[Records from a collection]
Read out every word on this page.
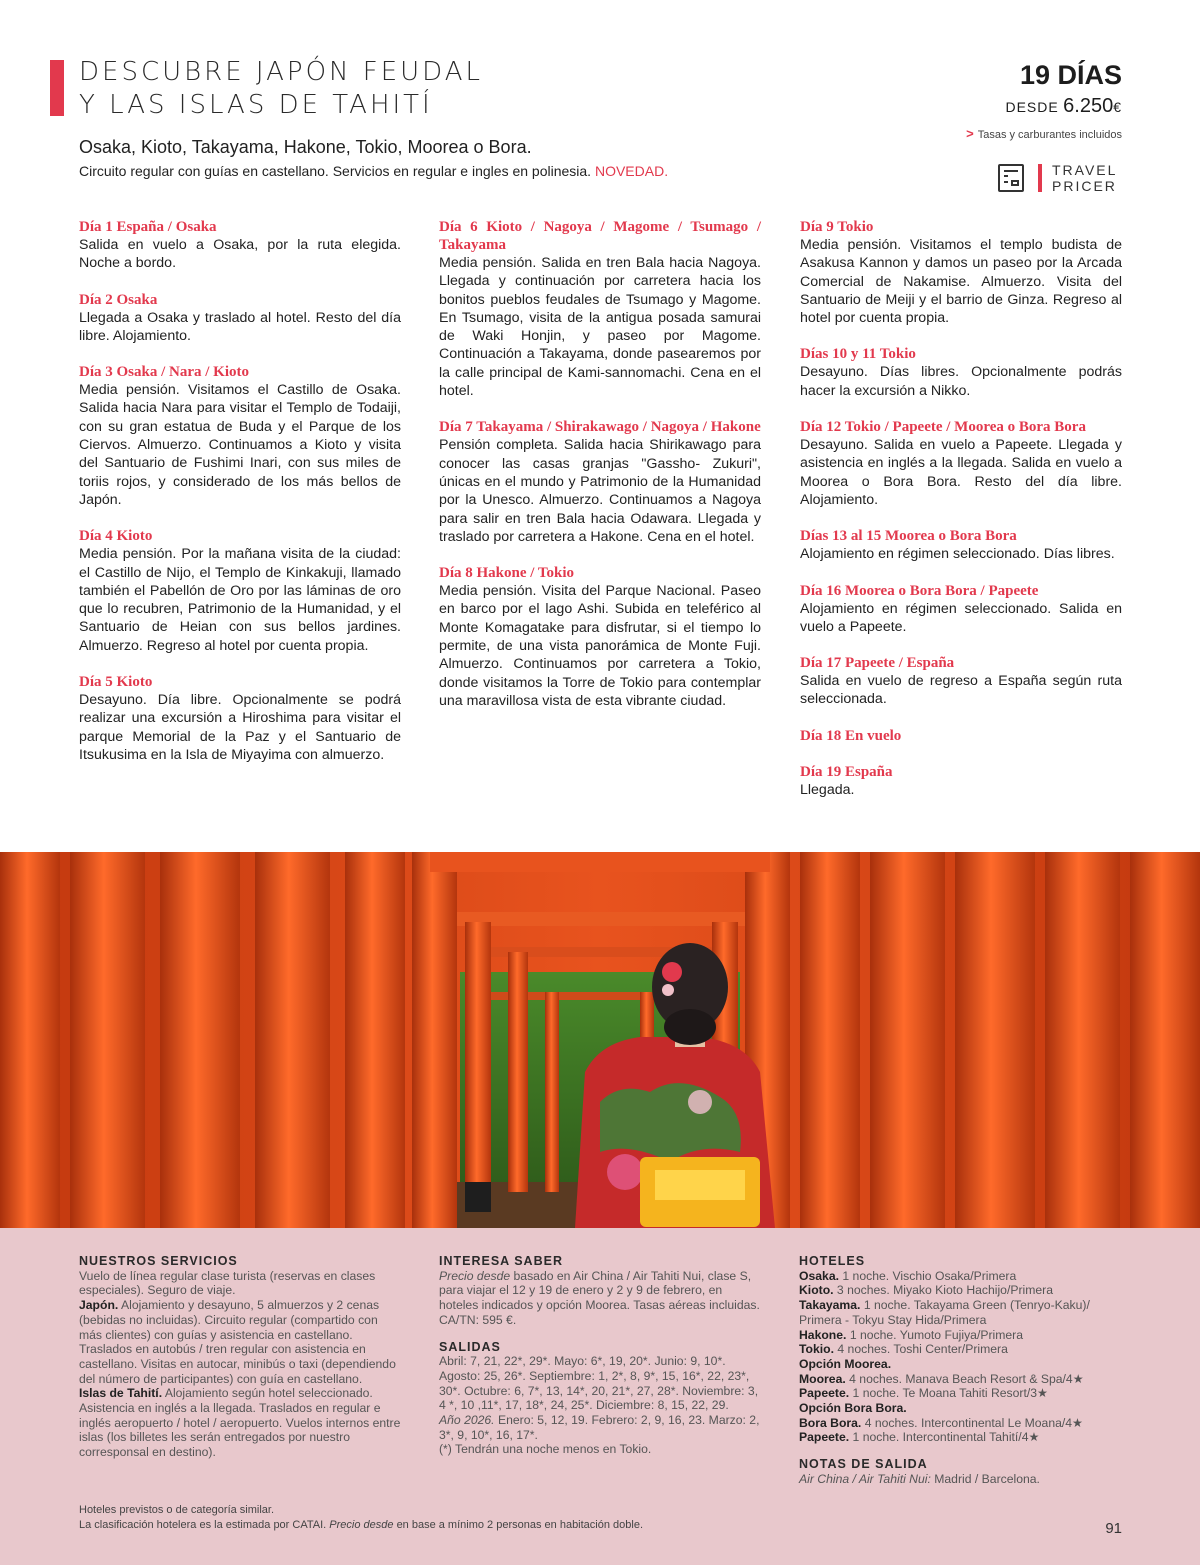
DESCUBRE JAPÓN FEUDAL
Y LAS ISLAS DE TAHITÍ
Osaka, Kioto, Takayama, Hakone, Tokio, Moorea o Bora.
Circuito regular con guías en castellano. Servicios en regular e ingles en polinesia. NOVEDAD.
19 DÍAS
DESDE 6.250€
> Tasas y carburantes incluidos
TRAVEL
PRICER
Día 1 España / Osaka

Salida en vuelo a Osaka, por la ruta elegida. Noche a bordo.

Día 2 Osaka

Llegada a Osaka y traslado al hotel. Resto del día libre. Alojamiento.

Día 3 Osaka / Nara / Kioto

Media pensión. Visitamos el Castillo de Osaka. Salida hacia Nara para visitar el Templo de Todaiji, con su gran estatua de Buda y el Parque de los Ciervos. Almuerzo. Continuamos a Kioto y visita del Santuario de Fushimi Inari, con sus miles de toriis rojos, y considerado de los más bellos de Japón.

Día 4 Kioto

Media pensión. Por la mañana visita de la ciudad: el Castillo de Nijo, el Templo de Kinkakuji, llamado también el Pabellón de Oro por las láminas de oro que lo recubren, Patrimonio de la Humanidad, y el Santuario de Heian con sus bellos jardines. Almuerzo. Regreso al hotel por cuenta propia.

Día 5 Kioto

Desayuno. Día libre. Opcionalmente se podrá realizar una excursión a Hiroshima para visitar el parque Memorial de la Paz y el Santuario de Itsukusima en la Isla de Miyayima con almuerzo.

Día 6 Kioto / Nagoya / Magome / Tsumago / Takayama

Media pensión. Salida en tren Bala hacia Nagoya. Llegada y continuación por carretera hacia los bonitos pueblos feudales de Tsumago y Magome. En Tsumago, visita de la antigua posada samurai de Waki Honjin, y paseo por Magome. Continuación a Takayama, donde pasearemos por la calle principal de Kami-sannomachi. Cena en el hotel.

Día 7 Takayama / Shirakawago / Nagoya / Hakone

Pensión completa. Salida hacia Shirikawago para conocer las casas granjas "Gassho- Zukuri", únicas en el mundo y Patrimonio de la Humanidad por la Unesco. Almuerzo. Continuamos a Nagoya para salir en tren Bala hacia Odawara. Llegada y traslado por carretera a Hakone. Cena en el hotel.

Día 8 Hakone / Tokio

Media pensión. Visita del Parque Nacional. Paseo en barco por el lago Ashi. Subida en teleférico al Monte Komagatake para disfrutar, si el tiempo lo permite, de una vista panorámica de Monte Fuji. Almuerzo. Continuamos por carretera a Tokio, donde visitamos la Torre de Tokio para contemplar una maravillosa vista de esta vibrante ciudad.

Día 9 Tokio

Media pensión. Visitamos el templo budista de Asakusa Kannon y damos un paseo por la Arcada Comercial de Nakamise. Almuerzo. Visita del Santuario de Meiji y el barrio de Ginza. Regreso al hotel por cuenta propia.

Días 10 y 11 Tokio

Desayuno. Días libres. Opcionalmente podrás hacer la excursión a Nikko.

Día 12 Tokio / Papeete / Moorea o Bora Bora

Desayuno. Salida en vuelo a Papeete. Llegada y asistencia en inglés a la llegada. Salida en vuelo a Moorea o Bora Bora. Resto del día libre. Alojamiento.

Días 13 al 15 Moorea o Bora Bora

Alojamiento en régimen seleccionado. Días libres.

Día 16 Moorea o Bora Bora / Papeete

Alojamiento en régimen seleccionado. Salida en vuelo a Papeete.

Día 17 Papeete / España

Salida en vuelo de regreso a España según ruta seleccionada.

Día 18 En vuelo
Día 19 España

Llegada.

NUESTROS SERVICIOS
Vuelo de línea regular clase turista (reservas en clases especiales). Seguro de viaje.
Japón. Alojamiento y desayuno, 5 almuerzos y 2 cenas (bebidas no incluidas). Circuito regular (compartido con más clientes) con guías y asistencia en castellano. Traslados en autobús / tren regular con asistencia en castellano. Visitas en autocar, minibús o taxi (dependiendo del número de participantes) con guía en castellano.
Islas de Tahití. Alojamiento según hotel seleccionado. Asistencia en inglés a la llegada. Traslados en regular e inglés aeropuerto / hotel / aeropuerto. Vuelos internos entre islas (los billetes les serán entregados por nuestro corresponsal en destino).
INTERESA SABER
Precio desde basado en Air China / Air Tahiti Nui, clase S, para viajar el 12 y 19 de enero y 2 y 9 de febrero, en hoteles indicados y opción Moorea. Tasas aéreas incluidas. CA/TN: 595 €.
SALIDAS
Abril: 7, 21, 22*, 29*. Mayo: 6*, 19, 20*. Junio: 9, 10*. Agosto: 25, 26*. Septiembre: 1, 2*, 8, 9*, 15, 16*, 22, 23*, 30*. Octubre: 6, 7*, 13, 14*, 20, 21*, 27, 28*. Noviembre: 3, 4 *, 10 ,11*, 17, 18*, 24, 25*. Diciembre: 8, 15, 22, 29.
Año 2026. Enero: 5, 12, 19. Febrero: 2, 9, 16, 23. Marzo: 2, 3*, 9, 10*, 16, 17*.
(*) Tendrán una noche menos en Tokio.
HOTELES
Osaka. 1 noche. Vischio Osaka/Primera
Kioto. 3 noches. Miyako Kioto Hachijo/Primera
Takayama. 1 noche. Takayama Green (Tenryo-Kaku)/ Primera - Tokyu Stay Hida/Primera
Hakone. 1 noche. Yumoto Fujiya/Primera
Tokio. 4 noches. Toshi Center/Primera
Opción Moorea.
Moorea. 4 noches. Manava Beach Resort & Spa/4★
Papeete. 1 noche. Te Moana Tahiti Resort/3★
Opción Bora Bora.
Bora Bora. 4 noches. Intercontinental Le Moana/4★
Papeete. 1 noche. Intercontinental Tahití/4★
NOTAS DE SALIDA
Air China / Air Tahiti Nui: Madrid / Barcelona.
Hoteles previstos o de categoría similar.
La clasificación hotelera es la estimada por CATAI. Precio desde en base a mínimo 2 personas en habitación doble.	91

**STATED TASK**:
Repeat the lines above exactly, and keep every picture out.

**PROBLEM SOLUTION**:
Read out every word on this page.
DESCUBRE JAPÓN FEUDAL
Y LAS ISLAS DE TAHITÍ
Osaka, Kioto, Takayama, Hakone, Tokio, Moorea o Bora.
Circuito regular con guías en castellano. Servicios en regular e ingles en polinesia. NOVEDAD.
19 DÍAS
DESDE 6.250€
> Tasas y carburantes incluidos
TRAVEL
PRICER
Día 1 España / Osaka

Salida en vuelo a Osaka, por la ruta elegida. Noche a bordo.

Día 2 Osaka

Llegada a Osaka y traslado al hotel. Resto del día libre. Alojamiento.

Día 3 Osaka / Nara / Kioto

Media pensión. Visitamos el Castillo de Osaka. Salida hacia Nara para visitar el Templo de Todaiji, con su gran estatua de Buda y el Parque de los Ciervos. Almuerzo. Continuamos a Kioto y visita del Santuario de Fushimi Inari, con sus miles de toriis rojos, y considerado de los más bellos de Japón.

Día 4 Kioto

Media pensión. Por la mañana visita de la ciudad: el Castillo de Nijo, el Templo de Kinkakuji, llamado también el Pabellón de Oro por las láminas de oro que lo recubren, Patrimonio de la Humanidad, y el Santuario de Heian con sus bellos jardines. Almuerzo. Regreso al hotel por cuenta propia.

Día 5 Kioto

Desayuno. Día libre. Opcionalmente se podrá realizar una excursión a Hiroshima para visitar el parque Memorial de la Paz y el Santuario de Itsukusima en la Isla de Miyayima con almuerzo.

Día 6 Kioto / Nagoya / Magome / Tsumago / Takayama

Media pensión. Salida en tren Bala hacia Nagoya. Llegada y continuación por carretera hacia los bonitos pueblos feudales de Tsumago y Magome. En Tsumago, visita de la antigua posada samurai de Waki Honjin, y paseo por Magome. Continuación a Takayama, donde pasearemos por la calle principal de Kami-sannomachi. Cena en el hotel.

Día 7 Takayama / Shirakawago / Nagoya / Hakone

Pensión completa. Salida hacia Shirikawago para conocer las casas granjas "Gassho- Zukuri", únicas en el mundo y Patrimonio de la Humanidad por la Unesco. Almuerzo. Continuamos a Nagoya para salir en tren Bala hacia Odawara. Llegada y traslado por carretera a Hakone. Cena en el hotel.

Día 8 Hakone / Tokio

Media pensión. Visita del Parque Nacional. Paseo en barco por el lago Ashi. Subida en teleférico al Monte Komagatake para disfrutar, si el tiempo lo permite, de una vista panorámica de Monte Fuji. Almuerzo. Continuamos por carretera a Tokio, donde visitamos la Torre de Tokio para contemplar una maravillosa vista de esta vibrante ciudad.

Día 9 Tokio

Media pensión. Visitamos el templo budista de Asakusa Kannon y damos un paseo por la Arcada Comercial de Nakamise. Almuerzo. Visita del Santuario de Meiji y el barrio de Ginza. Regreso al hotel por cuenta propia.

Días 10 y 11 Tokio

Desayuno. Días libres. Opcionalmente podrás hacer la excursión a Nikko.

Día 12 Tokio / Papeete / Moorea o Bora Bora

Desayuno. Salida en vuelo a Papeete. Llegada y asistencia en inglés a la llegada. Salida en vuelo a Moorea o Bora Bora. Resto del día libre. Alojamiento.

Días 13 al 15 Moorea o Bora Bora

Alojamiento en régimen seleccionado. Días libres.

Día 16 Moorea o Bora Bora / Papeete

Alojamiento en régimen seleccionado. Salida en vuelo a Papeete.

Día 17 Papeete / España

Salida en vuelo de regreso a España según ruta seleccionada.

Día 18 En vuelo
Día 19 España

Llegada.

NUESTROS SERVICIOS
Vuelo de línea regular clase turista (reservas en clases especiales). Seguro de viaje.
Japón. Alojamiento y desayuno, 5 almuerzos y 2 cenas (bebidas no incluidas). Circuito regular (compartido con más clientes) con guías y asistencia en castellano. Traslados en autobús / tren regular con asistencia en castellano. Visitas en autocar, minibús o taxi (dependiendo del número de participantes) con guía en castellano.
Islas de Tahití. Alojamiento según hotel seleccionado. Asistencia en inglés a la llegada. Traslados en regular e inglés aeropuerto / hotel / aeropuerto. Vuelos internos entre islas (los billetes les serán entregados por nuestro corresponsal en destino).
INTERESA SABER
Precio desde basado en Air China / Air Tahiti Nui, clase S, para viajar el 12 y 19 de enero y 2 y 9 de febrero, en hoteles indicados y opción Moorea. Tasas aéreas incluidas. CA/TN: 595 €.
SALIDAS
Abril: 7, 21, 22*, 29*. Mayo: 6*, 19, 20*. Junio: 9, 10*. Agosto: 25, 26*. Septiembre: 1, 2*, 8, 9*, 15, 16*, 22, 23*, 30*. Octubre: 6, 7*, 13, 14*, 20, 21*, 27, 28*. Noviembre: 3, 4 *, 10 ,11*, 17, 18*, 24, 25*. Diciembre: 8, 15, 22, 29.
Año 2026. Enero: 5, 12, 19. Febrero: 2, 9, 16, 23. Marzo: 2, 3*, 9, 10*, 16, 17*.
(*) Tendrán una noche menos en Tokio.
HOTELES
Osaka. 1 noche. Vischio Osaka/Primera
Kioto. 3 noches. Miyako Kioto Hachijo/Primera
Takayama. 1 noche. Takayama Green (Tenryo-Kaku)/ Primera - Tokyu Stay Hida/Primera
Hakone. 1 noche. Yumoto Fujiya/Primera
Tokio. 4 noches. Toshi Center/Primera
Opción Moorea.
Moorea. 4 noches. Manava Beach Resort & Spa/4★
Papeete. 1 noche. Te Moana Tahiti Resort/3★
Opción Bora Bora.
Bora Bora. 4 noches. Intercontinental Le Moana/4★
Papeete. 1 noche. Intercontinental Tahití/4★
NOTAS DE SALIDA
Air China / Air Tahiti Nui: Madrid / Barcelona.
Hoteles previstos o de categoría similar.
La clasificación hotelera es la estimada por CATAI. Precio desde en base a mínimo 2 personas en habitación doble.	91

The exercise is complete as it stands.